▶ [Required task]
Collect all lines from the records below that include the word "TradingView".

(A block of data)
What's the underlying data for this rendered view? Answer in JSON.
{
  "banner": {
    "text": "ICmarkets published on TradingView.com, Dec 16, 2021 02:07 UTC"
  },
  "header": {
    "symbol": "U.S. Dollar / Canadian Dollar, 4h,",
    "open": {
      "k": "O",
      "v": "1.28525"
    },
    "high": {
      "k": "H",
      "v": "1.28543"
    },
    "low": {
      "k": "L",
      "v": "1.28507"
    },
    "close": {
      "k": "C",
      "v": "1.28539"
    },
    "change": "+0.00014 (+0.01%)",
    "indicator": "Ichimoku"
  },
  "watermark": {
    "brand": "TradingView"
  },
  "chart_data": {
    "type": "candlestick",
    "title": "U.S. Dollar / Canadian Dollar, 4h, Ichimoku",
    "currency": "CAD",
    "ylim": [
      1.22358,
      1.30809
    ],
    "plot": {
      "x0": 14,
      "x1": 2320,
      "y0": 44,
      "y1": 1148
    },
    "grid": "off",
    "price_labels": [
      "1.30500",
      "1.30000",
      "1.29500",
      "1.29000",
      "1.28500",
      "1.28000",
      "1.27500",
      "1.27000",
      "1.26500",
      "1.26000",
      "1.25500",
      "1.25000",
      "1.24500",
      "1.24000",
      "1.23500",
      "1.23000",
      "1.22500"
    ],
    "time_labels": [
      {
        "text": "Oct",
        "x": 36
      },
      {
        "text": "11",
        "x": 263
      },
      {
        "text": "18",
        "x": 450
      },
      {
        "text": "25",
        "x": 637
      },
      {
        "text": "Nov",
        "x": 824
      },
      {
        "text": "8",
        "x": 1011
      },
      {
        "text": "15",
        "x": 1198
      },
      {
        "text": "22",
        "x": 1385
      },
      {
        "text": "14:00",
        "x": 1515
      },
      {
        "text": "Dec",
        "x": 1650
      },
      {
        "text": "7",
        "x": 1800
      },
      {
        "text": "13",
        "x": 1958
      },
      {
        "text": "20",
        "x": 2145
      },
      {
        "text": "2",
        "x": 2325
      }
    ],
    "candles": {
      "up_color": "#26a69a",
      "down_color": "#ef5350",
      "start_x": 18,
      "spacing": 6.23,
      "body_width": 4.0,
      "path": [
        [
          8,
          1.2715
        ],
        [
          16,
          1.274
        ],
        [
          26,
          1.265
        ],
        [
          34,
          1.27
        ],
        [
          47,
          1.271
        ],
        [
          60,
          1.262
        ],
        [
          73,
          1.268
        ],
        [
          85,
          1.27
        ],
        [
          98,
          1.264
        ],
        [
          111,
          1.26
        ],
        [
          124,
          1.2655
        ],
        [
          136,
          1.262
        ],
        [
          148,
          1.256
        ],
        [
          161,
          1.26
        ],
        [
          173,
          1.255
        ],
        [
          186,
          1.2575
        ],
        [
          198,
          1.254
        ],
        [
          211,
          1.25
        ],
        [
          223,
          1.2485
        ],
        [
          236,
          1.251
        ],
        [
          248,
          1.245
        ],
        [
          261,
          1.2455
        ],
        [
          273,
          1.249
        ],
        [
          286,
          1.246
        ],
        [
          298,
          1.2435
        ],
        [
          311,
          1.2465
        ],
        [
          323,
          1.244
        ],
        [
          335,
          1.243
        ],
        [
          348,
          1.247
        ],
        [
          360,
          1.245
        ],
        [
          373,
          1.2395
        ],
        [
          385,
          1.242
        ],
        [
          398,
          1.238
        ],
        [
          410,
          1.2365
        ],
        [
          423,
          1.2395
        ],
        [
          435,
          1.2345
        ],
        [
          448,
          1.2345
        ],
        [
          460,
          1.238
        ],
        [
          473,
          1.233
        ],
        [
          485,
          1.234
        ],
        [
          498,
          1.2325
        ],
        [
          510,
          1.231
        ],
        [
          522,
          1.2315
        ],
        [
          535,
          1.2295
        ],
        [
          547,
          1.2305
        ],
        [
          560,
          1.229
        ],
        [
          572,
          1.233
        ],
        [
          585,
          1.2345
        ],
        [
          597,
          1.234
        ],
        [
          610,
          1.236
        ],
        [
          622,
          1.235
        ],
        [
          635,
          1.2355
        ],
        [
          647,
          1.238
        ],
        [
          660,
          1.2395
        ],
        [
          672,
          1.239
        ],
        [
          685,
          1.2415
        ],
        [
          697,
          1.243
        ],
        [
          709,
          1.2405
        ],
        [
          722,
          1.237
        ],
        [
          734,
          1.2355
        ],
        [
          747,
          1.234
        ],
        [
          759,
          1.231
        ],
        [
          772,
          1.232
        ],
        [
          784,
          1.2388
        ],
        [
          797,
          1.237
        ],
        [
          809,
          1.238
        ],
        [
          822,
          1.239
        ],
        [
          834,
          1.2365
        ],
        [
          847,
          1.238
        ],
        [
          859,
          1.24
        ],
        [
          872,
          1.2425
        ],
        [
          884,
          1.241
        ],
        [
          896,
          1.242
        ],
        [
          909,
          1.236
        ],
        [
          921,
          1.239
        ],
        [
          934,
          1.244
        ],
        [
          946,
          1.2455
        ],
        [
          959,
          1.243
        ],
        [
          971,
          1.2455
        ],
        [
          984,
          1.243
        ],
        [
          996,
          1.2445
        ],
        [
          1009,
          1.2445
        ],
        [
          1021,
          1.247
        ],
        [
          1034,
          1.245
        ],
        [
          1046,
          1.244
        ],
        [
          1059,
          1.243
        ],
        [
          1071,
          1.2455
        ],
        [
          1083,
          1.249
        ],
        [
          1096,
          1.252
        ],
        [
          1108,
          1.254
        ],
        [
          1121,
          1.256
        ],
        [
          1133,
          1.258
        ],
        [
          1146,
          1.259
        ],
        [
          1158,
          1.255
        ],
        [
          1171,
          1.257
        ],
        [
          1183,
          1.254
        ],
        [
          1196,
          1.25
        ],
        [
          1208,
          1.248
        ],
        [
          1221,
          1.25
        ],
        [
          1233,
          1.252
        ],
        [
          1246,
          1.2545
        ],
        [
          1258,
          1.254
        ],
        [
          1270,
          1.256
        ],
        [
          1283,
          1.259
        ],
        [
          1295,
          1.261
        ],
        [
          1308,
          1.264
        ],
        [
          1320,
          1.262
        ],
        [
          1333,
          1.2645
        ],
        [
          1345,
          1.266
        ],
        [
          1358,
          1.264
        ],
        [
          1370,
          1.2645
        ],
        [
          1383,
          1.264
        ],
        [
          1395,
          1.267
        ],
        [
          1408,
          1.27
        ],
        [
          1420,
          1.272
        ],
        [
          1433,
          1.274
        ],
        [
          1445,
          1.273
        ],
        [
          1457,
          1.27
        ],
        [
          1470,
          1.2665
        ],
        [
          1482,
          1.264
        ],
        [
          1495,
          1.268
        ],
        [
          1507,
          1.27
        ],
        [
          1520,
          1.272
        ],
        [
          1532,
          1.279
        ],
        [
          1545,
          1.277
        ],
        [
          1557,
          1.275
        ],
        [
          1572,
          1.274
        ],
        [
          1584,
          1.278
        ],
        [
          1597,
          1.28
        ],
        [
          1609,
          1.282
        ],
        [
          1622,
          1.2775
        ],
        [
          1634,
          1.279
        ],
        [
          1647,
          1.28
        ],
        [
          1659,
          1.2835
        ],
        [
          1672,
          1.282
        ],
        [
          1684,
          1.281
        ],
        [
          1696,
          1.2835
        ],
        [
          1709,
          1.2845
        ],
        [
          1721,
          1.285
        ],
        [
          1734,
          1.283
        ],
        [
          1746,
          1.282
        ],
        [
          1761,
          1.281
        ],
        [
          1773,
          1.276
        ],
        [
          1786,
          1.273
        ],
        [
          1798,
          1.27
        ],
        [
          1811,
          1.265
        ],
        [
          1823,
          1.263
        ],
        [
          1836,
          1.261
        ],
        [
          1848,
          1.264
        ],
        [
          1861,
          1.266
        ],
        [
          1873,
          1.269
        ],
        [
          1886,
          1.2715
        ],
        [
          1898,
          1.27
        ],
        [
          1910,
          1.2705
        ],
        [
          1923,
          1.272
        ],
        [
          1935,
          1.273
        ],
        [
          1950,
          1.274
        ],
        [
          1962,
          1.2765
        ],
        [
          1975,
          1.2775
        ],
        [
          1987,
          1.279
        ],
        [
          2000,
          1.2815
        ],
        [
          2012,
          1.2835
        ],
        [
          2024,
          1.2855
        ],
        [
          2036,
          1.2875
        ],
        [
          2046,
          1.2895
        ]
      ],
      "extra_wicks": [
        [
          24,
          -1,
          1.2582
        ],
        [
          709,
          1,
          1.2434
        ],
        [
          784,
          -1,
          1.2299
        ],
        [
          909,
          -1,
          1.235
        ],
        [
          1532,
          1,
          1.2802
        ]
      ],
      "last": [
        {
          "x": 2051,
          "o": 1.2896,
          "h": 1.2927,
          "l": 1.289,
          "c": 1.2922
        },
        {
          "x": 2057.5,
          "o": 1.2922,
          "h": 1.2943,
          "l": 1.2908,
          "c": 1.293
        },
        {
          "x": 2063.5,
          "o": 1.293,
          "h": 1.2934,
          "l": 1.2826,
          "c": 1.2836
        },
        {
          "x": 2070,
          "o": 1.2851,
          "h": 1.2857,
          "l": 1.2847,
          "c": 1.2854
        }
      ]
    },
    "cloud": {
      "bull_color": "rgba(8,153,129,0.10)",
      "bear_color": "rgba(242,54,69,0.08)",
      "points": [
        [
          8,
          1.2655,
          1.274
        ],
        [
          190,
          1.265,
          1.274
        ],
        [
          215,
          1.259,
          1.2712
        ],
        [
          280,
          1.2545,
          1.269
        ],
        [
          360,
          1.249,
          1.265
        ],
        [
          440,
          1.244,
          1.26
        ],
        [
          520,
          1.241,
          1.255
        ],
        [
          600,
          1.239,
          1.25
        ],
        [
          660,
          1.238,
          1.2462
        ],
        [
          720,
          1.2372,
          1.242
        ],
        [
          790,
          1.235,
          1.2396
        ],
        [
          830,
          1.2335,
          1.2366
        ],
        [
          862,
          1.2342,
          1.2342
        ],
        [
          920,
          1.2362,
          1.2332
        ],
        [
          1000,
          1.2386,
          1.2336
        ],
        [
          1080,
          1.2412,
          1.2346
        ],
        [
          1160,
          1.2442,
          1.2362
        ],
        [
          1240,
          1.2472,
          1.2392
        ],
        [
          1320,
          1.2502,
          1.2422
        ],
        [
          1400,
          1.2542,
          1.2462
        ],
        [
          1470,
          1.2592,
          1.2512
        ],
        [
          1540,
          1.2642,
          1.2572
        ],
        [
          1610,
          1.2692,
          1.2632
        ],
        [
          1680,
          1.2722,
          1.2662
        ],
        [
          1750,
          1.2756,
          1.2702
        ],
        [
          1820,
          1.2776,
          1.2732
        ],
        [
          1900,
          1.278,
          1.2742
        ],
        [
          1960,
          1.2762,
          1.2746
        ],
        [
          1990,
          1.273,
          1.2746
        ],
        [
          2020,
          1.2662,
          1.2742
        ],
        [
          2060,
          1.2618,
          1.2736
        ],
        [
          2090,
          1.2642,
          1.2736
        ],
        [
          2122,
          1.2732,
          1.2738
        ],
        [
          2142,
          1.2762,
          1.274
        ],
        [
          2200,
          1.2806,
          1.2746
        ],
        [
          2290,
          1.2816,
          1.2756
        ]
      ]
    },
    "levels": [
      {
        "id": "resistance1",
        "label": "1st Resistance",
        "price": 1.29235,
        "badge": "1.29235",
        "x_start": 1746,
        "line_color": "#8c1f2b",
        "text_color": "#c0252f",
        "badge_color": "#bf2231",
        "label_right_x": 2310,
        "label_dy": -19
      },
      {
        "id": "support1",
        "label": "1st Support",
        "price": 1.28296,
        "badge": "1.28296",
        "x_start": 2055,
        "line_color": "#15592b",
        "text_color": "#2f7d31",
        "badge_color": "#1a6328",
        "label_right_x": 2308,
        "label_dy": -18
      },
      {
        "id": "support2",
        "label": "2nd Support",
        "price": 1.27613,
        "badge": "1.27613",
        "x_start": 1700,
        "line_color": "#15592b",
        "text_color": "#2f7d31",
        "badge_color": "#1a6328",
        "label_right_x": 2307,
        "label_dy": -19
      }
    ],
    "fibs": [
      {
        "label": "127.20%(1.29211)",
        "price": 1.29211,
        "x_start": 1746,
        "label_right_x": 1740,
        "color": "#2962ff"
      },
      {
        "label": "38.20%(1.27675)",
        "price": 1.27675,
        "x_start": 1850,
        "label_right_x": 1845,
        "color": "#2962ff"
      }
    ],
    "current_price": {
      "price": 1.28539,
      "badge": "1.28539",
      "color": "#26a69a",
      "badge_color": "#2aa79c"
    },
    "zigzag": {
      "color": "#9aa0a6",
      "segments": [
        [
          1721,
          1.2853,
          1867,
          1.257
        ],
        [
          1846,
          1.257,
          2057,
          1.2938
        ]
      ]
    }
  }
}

▶ [Exercise solution]
    "text": "ICmarkets published on TradingView.com, Dec 16, 2021 02:07 UTC"
    "brand": "TradingView"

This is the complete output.